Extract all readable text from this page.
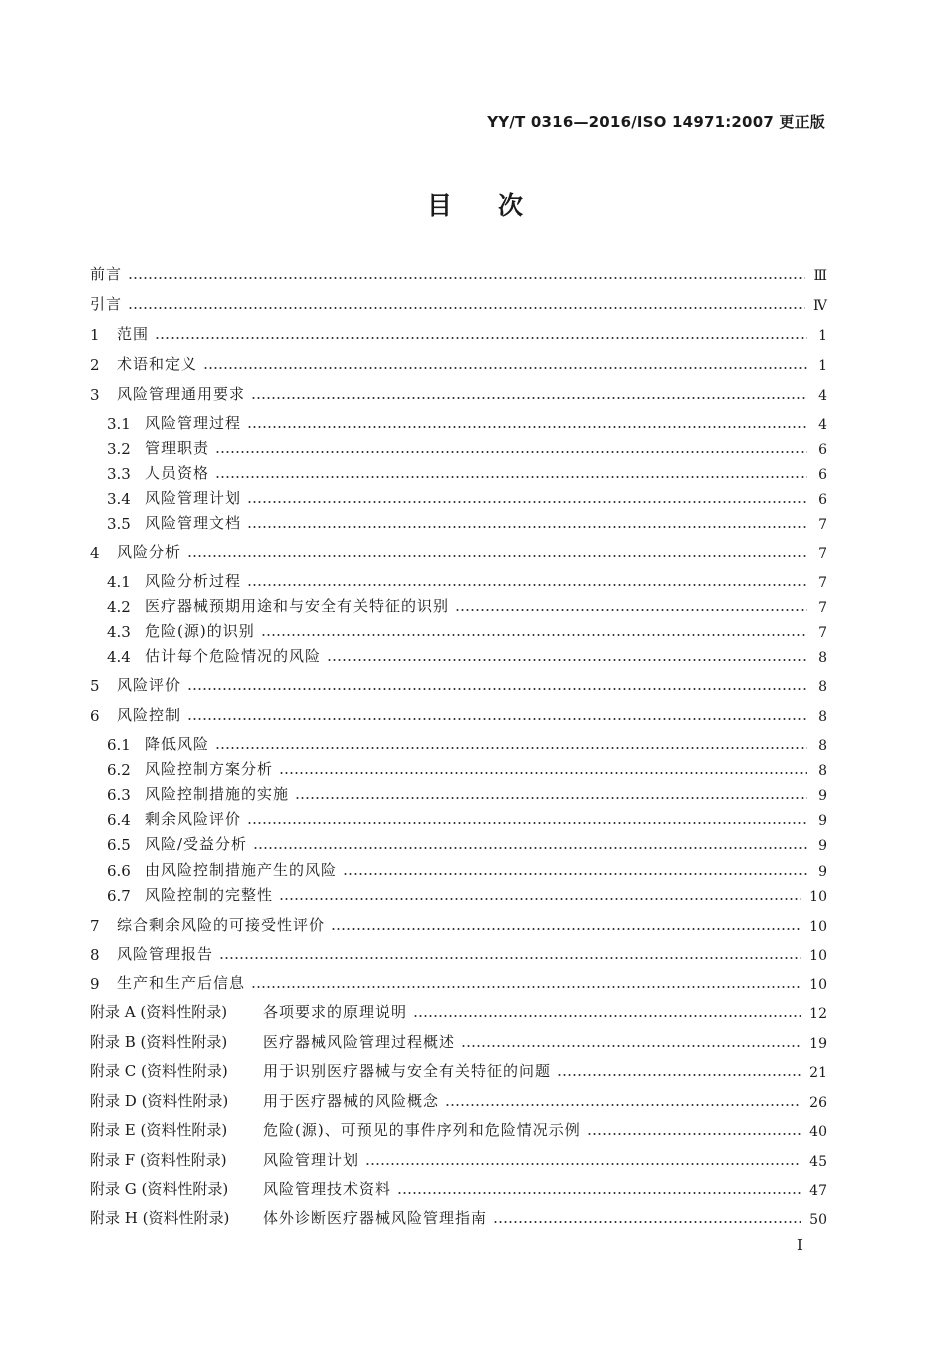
YY/T 0316—2016/ISO 14971:2007 更正版
目次
前言	Ⅲ
引言	Ⅳ
1	范围	1
2	术语和定义	1
3	风险管理通用要求	4
3.1 风险管理过程	4
3.2 管理职责	6
3.3 人员资格	6
3.4 风险管理计划	6
3.5 风险管理文档	7
4	风险分析	7
4.1 风险分析过程	7
4.2 医疗器械预期用途和与安全有关特征的识别	7
4.3 危险(源)的识别	7
4.4 估计每个危险情况的风险	8
5	风险评价	8
6	风险控制	8
6.1 降低风险	8
6.2 风险控制方案分析	8
6.3 风险控制措施的实施	9
6.4 剩余风险评价	9
6.5 风险/受益分析	9
6.6 由风险控制措施产生的风险	9
6.7 风险控制的完整性	10
7	综合剩余风险的可接受性评价	10
8	风险管理报告	10
9	生产和生产后信息	10
附录 A (资料性附录)	各项要求的原理说明	12
附录 B (资料性附录)	医疗器械风险管理过程概述	19
附录 C (资料性附录)	用于识别医疗器械与安全有关特征的问题	21
附录 D (资料性附录)	用于医疗器械的风险概念	26
附录 E (资料性附录)	危险(源)、可预见的事件序列和危险情况示例	40
附录 F (资料性附录)	风险管理计划	45
附录 G (资料性附录)	风险管理技术资料	47
附录 H (资料性附录)	体外诊断医疗器械风险管理指南	50
I
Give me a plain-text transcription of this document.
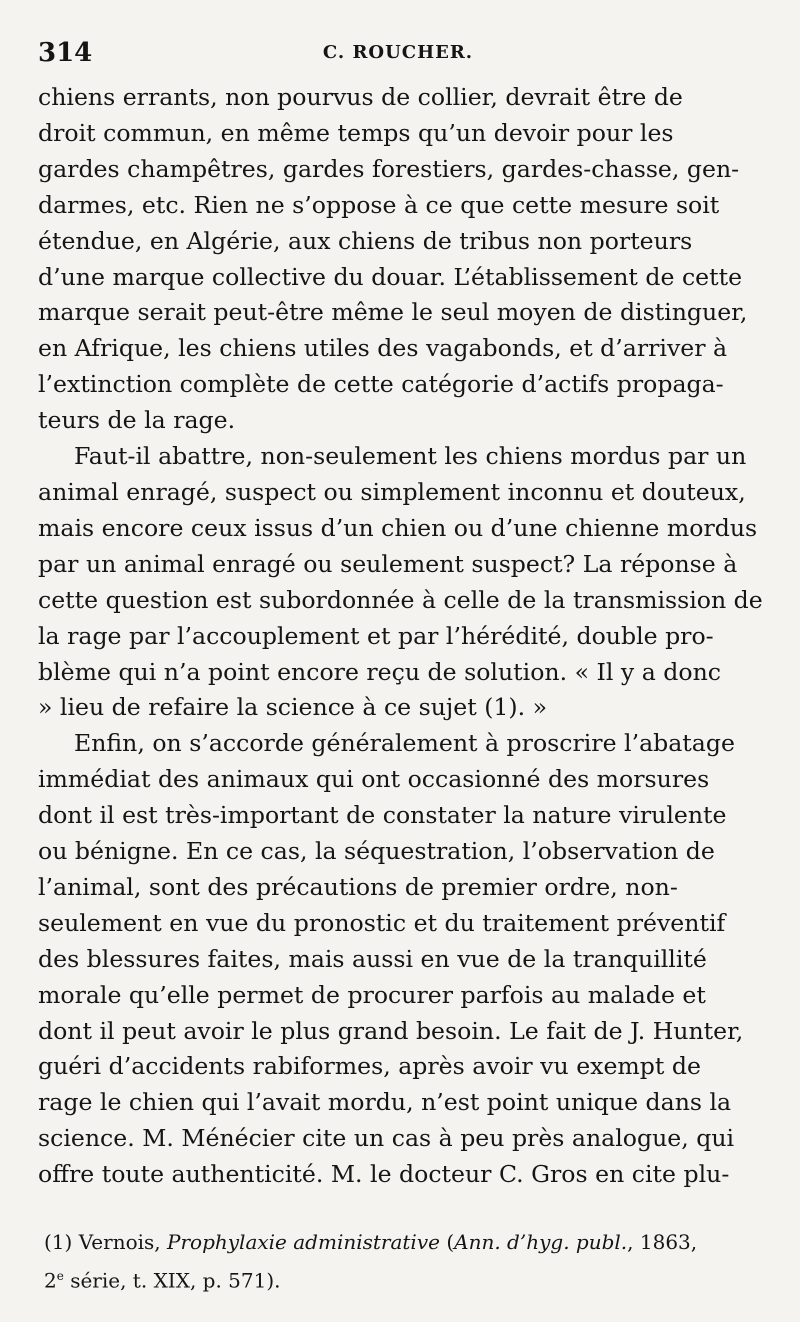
314	C. ROUCHER.
chiens errants, non pourvus de collier, devrait être de
droit commun, en même temps qu’un devoir pour les
gardes champêtres, gardes forestiers, gardes-chasse, gen-
darmes, etc. Rien ne s’oppose à ce que cette mesure soit
étendue, en Algérie, aux chiens de tribus non porteurs
d’une marque collective du douar. L’établissement de cette
marque serait peut-être même le seul moyen de distinguer,
en Afrique, les chiens utiles des vagabonds, et d’arriver à
l’extinction complète de cette catégorie d’actifs propaga-
teurs de la rage.
Faut-il abattre, non-seulement les chiens mordus par un
animal enragé, suspect ou simplement inconnu et douteux,
mais encore ceux issus d’un chien ou d’une chienne mordus
par un animal enragé ou seulement suspect? La réponse à
cette question est subordonnée à celle de la transmission de
la rage par l’accouplement et par l’hérédité, double pro-
blème qui n’a point encore reçu de solution. « Il y a donc
» lieu de refaire la science à ce sujet (1). »
Enfin, on s’accorde généralement à proscrire l’abatage
immédiat des animaux qui ont occasionné des morsures
dont il est très-important de constater la nature virulente
ou bénigne. En ce cas, la séquestration, l’observation de
l’animal, sont des précautions de premier ordre, non-
seulement en vue du pronostic et du traitement préventif
des blessures faites, mais aussi en vue de la tranquillité
morale qu’elle permet de procurer parfois au malade et
dont il peut avoir le plus grand besoin. Le fait de J. Hunter,
guéri d’accidents rabiformes, après avoir vu exempt de
rage le chien qui l’avait mordu, n’est point unique dans la
science. M. Ménécier cite un cas à peu près analogue, qui
offre toute authenticité. M. le docteur C. Gros en cite plu-
(1) Vernois, Prophylaxie administrative (Ann. d’hyg. publ., 1863,
2e série, t. XIX, p. 571).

### Exercise goal:
Find the word "资料性附录" in the entries above and gather every line that holds it.

### The result:
附录 A (资料性附录)	各项要求的原理说明	12
附录 B (资料性附录)	医疗器械风险管理过程概述	19
附录 C (资料性附录)	用于识别医疗器械与安全有关特征的问题	21
附录 D (资料性附录)	用于医疗器械的风险概念	26
附录 E (资料性附录)	危险(源)、可预见的事件序列和危险情况示例	40
附录 F (资料性附录)	风险管理计划	45
附录 G (资料性附录)	风险管理技术资料	47
附录 H (资料性附录)	体外诊断医疗器械风险管理指南	50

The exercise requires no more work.